> [What you should do]: Could you repeat the records below exactly, leaving out any pictures?

[Part of a data file]
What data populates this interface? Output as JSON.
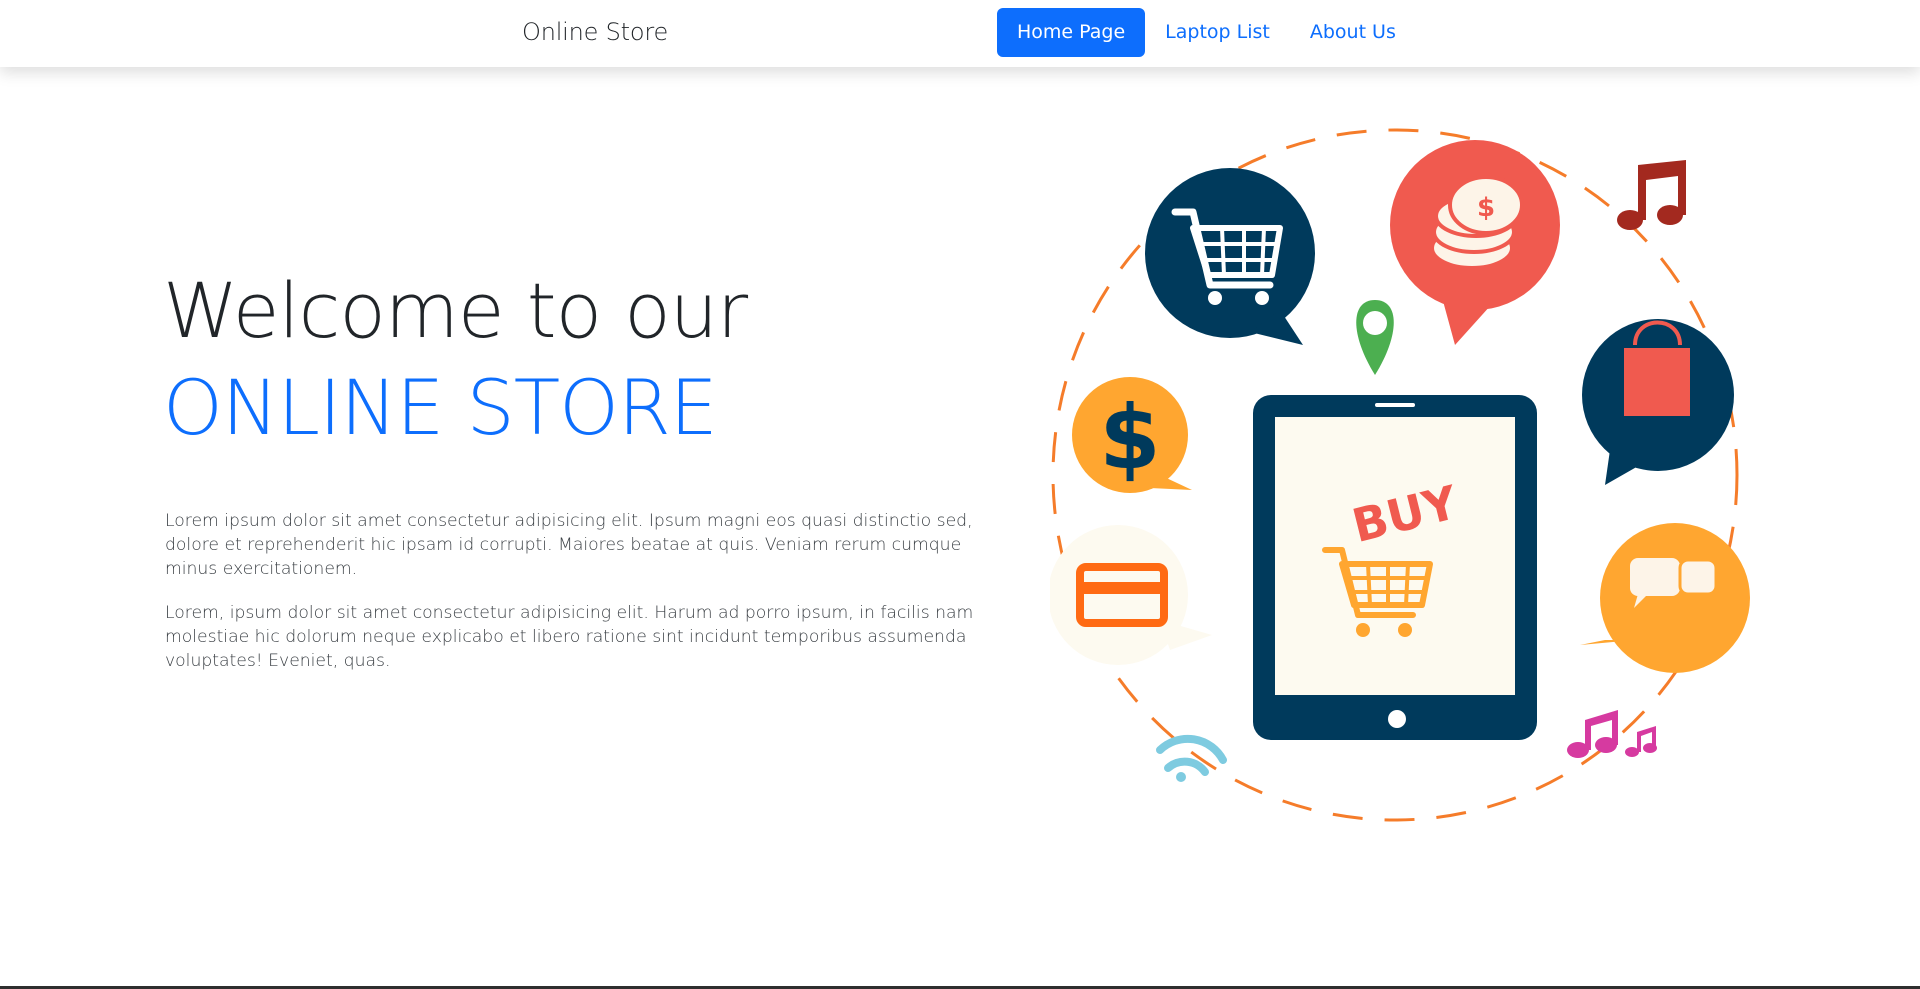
{
  "navbar": {
    "brand": "Online Store",
    "links": [
      {
        "label": "Home Page",
        "active": true
      },
      {
        "label": "Laptop List",
        "active": false
      },
      {
        "label": "About Us",
        "active": false
      }
    ]
  },
  "hero": {
    "title_line1": "Welcome to our",
    "title_line2": "ONLINE STORE",
    "paragraph1": "Lorem ipsum dolor sit amet consectetur adipisicing elit. Ipsum magni eos quasi distinctio sed, dolore et reprehenderit hic ipsam id corrupti. Maiores beatae at quis. Veniam rerum cumque minus exercitationem.",
    "paragraph2": "Lorem, ipsum dolor sit amet consectetur adipisicing elit. Harum ad porro ipsum, in facilis nam molestiae hic dolorum neque explicabo et libero ratione sint incidunt temporibus assumenda voluptates! Eveniet, quas."
  },
  "illustration": {
    "tablet_label": "BUY",
    "dollar_symbol": "$",
    "icons": [
      "shopping-cart-icon",
      "coins-icon",
      "music-note-icon",
      "location-pin-icon",
      "dollar-icon",
      "shopping-bag-icon",
      "credit-card-icon",
      "chat-bubbles-icon",
      "wifi-icon",
      "music-notes-icon",
      "tablet-icon"
    ]
  },
  "colors": {
    "primary": "#0d6efd",
    "navy": "#003a5c",
    "coral": "#f05a4f",
    "orange": "#ffa630",
    "dashed_ring": "#f57c2a",
    "green": "#4caf50"
  }
}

> [Result of the task]:
What data populates this interface? Output as JSON.
{
  "navbar": {
    "brand": "Online Store",
    "links": [
      {
        "label": "Home Page",
        "active": true
      },
      {
        "label": "Laptop List",
        "active": false
      },
      {
        "label": "About Us",
        "active": false
      }
    ]
  },
  "hero": {
    "title_line1": "Welcome to our",
    "title_line2": "ONLINE STORE",
    "paragraph1": "Lorem ipsum dolor sit amet consectetur adipisicing elit. Ipsum magni eos quasi distinctio sed, dolore et reprehenderit hic ipsam id corrupti. Maiores beatae at quis. Veniam rerum cumque minus exercitationem.",
    "paragraph2": "Lorem, ipsum dolor sit amet consectetur adipisicing elit. Harum ad porro ipsum, in facilis nam molestiae hic dolorum neque explicabo et libero ratione sint incidunt temporibus assumenda voluptates! Eveniet, quas."
  },
  "illustration": {
    "tablet_label": "BUY",
    "dollar_symbol": "$",
    "icons": [
      "shopping-cart-icon",
      "coins-icon",
      "music-note-icon",
      "location-pin-icon",
      "dollar-icon",
      "shopping-bag-icon",
      "credit-card-icon",
      "chat-bubbles-icon",
      "wifi-icon",
      "music-notes-icon",
      "tablet-icon"
    ]
  },
  "colors": {
    "primary": "#0d6efd",
    "navy": "#003a5c",
    "coral": "#f05a4f",
    "orange": "#ffa630",
    "dashed_ring": "#f57c2a",
    "green": "#4caf50"
  }
}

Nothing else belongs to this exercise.